[Dataset records]

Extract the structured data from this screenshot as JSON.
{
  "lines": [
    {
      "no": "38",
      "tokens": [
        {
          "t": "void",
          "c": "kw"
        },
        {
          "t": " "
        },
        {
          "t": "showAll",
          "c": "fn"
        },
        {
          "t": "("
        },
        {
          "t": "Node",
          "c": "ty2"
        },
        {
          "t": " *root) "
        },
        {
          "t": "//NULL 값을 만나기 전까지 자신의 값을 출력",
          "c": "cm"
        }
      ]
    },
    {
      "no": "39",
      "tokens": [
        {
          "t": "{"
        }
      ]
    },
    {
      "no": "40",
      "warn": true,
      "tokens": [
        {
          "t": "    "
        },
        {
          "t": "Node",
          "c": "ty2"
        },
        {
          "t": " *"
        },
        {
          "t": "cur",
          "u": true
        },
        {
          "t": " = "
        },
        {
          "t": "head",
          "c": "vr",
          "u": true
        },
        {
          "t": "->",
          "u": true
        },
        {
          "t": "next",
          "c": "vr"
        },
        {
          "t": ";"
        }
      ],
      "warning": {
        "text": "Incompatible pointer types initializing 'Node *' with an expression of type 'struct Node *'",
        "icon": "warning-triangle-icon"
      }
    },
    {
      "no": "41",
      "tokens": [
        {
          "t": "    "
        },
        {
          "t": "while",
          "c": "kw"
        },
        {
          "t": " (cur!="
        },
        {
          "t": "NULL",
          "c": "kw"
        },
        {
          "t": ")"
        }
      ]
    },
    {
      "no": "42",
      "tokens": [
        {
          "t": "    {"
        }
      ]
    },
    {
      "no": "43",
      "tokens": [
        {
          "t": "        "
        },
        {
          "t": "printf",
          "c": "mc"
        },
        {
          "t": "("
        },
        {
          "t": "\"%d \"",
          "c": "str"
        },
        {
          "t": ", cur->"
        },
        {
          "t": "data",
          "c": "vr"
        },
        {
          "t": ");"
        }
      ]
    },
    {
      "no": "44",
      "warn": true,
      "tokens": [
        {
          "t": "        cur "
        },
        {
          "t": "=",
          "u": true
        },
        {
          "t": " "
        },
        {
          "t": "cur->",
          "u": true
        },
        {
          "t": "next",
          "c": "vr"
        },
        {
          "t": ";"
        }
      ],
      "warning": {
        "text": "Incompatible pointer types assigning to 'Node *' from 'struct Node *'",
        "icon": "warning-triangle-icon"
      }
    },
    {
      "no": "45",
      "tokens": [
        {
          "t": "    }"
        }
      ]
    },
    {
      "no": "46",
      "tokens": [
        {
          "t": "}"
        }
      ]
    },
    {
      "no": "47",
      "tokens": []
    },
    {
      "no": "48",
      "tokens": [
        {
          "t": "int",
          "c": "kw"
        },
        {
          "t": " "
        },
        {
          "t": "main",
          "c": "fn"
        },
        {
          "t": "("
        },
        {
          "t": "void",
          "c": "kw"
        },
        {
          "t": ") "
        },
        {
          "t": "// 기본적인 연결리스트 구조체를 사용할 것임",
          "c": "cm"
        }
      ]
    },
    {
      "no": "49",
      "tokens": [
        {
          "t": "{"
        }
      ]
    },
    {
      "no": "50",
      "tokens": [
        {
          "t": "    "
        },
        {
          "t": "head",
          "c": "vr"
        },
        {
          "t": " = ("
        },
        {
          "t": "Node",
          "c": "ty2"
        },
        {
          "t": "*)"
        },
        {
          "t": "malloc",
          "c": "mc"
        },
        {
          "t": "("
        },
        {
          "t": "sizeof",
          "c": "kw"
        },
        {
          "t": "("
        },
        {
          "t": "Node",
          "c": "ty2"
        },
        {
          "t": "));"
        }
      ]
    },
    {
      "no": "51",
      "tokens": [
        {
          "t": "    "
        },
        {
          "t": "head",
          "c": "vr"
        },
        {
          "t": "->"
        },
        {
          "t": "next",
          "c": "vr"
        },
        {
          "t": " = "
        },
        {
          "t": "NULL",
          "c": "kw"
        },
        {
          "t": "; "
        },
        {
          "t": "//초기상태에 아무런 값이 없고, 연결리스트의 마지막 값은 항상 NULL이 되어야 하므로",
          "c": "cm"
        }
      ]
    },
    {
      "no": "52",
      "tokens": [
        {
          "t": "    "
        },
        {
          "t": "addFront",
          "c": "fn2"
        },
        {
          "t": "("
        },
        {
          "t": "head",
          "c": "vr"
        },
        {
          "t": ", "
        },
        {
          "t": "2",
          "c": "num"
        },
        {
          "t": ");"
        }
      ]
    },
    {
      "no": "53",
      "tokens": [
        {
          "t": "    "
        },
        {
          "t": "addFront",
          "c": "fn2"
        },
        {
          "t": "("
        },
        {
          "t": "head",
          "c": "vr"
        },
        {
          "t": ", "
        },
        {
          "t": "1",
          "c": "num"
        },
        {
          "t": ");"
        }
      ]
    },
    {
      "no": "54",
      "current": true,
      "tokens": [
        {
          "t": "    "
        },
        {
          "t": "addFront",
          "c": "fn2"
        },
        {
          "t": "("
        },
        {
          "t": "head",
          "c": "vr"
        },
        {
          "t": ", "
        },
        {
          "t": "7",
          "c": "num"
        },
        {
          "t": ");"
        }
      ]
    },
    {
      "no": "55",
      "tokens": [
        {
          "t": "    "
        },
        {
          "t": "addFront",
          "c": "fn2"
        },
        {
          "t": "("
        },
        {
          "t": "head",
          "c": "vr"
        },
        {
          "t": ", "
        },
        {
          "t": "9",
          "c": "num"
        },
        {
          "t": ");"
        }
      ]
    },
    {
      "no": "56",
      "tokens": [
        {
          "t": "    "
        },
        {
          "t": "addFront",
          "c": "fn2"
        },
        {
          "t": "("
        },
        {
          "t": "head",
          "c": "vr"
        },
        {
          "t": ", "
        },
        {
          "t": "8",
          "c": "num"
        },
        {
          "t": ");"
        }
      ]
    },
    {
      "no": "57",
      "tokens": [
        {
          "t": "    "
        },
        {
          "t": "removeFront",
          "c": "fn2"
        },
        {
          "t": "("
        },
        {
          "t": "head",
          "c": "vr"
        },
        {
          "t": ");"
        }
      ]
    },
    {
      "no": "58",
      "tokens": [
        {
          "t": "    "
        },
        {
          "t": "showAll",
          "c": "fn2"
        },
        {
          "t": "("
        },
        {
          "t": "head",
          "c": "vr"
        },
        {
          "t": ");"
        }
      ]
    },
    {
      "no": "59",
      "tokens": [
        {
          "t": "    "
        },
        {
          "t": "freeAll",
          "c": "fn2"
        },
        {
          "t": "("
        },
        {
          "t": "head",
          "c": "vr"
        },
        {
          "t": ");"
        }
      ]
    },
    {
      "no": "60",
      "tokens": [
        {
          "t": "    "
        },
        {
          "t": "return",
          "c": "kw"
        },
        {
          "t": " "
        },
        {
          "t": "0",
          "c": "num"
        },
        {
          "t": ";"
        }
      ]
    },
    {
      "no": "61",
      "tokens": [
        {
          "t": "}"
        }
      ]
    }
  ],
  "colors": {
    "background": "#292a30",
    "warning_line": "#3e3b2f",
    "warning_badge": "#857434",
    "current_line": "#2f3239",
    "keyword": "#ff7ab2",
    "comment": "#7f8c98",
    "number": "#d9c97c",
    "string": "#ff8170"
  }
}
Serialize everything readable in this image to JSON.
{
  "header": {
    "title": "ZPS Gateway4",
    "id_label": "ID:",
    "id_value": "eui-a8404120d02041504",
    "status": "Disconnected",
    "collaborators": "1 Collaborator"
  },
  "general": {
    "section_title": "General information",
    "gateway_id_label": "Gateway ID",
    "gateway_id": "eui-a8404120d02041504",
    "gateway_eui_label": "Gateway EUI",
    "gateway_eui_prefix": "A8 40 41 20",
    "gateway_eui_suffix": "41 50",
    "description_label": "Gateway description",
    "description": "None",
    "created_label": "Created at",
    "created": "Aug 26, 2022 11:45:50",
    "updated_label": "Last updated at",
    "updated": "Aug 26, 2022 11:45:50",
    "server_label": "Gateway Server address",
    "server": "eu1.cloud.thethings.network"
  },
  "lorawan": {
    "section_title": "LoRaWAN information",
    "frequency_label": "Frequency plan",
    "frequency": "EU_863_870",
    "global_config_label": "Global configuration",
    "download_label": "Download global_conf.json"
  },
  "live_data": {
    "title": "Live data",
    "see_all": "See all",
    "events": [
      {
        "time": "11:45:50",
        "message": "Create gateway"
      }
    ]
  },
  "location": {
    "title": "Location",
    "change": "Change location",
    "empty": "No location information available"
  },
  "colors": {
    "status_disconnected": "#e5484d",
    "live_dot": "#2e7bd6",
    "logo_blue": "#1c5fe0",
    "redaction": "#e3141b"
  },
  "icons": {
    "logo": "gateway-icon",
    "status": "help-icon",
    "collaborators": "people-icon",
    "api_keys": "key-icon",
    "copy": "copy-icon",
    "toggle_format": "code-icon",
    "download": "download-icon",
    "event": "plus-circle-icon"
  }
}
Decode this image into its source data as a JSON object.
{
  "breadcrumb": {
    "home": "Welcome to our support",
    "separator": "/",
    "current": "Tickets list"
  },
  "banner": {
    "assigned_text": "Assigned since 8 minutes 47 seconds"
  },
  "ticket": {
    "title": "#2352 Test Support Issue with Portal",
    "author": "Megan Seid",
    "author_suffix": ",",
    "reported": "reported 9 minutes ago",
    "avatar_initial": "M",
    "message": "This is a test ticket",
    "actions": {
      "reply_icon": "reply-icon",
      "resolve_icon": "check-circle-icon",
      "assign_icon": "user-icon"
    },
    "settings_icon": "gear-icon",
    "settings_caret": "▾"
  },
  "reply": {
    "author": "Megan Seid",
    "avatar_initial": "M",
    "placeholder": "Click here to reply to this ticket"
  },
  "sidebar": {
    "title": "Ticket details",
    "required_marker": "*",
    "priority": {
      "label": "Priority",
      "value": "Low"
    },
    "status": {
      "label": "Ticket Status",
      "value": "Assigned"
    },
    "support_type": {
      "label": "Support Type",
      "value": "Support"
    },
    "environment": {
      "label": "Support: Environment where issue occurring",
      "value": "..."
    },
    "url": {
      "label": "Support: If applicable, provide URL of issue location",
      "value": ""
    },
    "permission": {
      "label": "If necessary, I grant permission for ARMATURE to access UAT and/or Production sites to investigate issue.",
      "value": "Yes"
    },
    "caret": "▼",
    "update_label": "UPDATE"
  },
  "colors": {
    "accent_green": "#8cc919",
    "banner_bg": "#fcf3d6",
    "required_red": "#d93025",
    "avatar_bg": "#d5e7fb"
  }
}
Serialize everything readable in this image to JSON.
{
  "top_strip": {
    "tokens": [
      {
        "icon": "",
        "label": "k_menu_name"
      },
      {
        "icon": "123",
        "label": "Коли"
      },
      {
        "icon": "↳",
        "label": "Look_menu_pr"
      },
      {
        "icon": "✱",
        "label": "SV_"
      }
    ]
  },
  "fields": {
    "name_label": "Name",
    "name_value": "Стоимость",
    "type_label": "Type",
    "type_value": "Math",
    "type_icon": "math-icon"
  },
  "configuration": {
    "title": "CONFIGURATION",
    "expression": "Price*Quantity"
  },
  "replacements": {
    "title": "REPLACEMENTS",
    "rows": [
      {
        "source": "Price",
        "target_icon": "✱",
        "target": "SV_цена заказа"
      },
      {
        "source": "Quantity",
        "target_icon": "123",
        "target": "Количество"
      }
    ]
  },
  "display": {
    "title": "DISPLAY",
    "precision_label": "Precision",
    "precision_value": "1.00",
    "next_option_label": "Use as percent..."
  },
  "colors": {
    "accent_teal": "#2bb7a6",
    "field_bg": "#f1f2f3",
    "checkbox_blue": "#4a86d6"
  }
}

EXERCISE DIRECTIONS: Show each line of the data that contains the string "information".

RESULT FOR THIS EXERCISE:
    "section_title": "General information",
    "section_title": "LoRaWAN information",
    "empty": "No location information available"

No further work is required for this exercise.